• **INPUT**
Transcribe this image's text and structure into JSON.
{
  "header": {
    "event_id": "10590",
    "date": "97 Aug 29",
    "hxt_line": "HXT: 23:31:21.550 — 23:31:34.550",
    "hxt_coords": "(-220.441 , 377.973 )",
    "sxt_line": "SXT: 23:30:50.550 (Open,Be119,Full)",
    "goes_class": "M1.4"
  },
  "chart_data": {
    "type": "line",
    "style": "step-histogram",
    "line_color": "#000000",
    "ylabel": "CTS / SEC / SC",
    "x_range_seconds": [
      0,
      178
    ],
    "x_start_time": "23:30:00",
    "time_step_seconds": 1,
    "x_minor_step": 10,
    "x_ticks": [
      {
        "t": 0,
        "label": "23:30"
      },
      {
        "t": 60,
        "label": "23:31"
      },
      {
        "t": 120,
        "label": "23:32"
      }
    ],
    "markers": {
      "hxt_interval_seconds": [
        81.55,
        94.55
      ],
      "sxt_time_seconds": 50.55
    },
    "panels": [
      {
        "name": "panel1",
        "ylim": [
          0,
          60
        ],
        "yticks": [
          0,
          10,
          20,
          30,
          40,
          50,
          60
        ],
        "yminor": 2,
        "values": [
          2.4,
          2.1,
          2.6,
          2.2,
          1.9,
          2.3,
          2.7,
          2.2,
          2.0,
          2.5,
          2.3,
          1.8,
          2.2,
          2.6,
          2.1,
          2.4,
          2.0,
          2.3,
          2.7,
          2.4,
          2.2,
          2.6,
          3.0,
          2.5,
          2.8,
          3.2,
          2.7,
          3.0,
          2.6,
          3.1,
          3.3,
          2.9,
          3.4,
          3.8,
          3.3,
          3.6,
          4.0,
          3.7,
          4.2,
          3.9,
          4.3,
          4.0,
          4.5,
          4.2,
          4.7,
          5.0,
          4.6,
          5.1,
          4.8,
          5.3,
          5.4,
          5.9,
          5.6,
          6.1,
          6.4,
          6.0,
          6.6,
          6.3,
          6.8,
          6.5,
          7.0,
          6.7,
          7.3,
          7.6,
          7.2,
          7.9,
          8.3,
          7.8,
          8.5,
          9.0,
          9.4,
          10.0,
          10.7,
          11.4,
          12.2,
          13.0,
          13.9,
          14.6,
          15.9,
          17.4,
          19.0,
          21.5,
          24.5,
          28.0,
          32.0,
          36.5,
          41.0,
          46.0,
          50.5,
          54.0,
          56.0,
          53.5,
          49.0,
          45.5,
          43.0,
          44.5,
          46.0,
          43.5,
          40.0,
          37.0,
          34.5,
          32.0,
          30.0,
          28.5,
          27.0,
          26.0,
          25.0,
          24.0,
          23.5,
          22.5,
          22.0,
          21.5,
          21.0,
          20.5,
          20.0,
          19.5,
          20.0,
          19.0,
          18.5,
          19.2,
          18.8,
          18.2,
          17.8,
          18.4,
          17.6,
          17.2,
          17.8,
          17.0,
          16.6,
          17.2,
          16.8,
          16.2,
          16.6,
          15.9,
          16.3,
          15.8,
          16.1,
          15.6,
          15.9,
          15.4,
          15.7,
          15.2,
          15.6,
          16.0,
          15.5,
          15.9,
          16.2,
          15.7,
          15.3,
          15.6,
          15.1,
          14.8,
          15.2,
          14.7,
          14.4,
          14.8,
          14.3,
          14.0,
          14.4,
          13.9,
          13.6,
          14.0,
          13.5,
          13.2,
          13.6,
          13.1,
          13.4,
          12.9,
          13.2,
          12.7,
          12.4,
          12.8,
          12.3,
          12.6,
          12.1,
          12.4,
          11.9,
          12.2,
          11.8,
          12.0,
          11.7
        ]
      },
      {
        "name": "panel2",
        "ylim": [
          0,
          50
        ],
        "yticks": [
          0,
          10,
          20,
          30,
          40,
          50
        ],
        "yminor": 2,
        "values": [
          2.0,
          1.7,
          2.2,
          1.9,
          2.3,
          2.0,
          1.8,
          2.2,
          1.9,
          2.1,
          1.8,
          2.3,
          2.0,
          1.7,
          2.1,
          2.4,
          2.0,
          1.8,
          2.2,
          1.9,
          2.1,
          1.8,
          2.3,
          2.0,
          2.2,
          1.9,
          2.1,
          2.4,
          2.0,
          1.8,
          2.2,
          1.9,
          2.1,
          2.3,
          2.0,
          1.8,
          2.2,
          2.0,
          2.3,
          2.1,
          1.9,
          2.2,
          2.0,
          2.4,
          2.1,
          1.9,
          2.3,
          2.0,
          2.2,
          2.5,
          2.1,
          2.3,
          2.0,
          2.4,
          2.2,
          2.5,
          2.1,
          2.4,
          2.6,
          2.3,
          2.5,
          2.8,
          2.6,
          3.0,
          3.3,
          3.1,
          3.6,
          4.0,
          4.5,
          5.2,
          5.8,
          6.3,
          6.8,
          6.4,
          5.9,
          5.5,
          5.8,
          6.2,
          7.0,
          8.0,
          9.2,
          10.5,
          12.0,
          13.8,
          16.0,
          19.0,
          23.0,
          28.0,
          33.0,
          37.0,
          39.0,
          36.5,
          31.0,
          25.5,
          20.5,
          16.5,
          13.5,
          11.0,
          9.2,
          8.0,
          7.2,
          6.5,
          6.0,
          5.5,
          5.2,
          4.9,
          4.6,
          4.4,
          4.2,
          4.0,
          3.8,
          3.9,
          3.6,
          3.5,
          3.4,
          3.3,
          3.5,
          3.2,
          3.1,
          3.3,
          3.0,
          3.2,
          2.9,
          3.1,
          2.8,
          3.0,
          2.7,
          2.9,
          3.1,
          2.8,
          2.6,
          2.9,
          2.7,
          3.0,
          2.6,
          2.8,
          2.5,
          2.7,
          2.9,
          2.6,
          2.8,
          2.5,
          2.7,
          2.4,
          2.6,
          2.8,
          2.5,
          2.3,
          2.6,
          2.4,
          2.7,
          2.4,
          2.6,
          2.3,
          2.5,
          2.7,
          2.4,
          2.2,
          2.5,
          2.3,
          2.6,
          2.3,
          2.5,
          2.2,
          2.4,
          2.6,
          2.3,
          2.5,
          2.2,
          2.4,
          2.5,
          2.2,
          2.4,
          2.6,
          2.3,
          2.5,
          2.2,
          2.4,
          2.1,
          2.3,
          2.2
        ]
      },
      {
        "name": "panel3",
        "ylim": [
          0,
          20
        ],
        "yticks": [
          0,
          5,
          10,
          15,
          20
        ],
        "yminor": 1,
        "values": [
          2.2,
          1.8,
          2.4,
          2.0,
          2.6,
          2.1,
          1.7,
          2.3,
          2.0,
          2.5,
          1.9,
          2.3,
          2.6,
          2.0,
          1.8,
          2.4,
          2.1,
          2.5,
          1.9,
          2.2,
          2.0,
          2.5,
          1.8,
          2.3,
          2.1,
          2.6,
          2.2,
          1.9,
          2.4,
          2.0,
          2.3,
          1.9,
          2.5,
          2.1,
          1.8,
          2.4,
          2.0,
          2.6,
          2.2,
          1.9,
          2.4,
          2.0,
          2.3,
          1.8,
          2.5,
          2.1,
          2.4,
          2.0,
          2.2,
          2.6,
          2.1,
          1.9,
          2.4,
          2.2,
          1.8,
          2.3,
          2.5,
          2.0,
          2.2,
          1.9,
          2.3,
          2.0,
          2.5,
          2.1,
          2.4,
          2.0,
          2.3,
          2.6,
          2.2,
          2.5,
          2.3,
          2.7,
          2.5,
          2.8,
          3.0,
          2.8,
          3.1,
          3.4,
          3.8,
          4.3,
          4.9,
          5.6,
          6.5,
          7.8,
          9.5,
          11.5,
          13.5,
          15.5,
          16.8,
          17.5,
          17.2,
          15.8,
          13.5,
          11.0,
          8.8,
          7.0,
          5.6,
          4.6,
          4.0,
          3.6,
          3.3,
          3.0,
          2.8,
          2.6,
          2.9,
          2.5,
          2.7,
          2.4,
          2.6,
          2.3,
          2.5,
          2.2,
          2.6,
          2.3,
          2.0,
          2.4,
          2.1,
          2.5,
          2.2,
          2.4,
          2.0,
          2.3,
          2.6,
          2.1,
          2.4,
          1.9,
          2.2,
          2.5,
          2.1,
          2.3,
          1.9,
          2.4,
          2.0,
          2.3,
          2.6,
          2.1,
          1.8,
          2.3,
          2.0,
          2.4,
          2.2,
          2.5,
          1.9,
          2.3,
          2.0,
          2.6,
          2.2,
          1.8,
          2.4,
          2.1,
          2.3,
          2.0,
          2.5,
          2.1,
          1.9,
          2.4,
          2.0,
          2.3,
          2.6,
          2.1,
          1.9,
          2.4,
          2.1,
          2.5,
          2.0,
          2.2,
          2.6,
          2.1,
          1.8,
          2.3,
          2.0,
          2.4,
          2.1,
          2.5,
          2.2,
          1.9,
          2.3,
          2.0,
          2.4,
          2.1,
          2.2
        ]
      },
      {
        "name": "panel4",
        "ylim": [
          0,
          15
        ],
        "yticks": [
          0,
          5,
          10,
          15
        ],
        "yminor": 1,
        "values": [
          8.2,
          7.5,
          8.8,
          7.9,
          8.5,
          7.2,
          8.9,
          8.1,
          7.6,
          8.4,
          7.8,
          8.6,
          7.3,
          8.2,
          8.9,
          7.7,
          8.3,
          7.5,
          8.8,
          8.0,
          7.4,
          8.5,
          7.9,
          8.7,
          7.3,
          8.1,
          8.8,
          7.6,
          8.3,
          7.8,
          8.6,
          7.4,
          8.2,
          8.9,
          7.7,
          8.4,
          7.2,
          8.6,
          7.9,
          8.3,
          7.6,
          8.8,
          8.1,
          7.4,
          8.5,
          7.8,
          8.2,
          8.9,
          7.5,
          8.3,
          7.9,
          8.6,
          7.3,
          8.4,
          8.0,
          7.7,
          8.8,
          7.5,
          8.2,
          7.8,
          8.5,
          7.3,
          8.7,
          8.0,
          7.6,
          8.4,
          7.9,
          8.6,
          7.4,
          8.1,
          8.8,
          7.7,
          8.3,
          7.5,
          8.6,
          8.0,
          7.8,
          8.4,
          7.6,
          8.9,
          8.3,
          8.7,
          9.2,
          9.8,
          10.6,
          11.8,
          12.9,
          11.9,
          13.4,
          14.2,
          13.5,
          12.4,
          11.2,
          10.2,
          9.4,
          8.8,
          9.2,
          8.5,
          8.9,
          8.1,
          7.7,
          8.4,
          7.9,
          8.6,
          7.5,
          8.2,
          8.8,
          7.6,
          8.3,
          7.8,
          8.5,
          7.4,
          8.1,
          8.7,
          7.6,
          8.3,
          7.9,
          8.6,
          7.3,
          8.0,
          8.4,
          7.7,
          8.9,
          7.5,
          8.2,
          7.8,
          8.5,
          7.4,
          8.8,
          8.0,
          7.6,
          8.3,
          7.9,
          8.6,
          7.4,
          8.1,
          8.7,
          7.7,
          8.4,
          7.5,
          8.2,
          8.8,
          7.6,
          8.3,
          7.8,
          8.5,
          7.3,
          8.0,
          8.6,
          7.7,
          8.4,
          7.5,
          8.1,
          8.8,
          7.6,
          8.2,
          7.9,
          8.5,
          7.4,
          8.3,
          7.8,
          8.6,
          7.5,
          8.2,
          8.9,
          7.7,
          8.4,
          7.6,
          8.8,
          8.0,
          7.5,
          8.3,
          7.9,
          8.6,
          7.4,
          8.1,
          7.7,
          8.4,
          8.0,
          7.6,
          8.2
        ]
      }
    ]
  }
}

• **DIRECTION**
Gather every line from the listing above in which "name" appears, and copy those lines.

• **COMPLETE ANSWER**
        "name": "panel1",
        "name": "panel2",
        "name": "panel3",
        "name": "panel4",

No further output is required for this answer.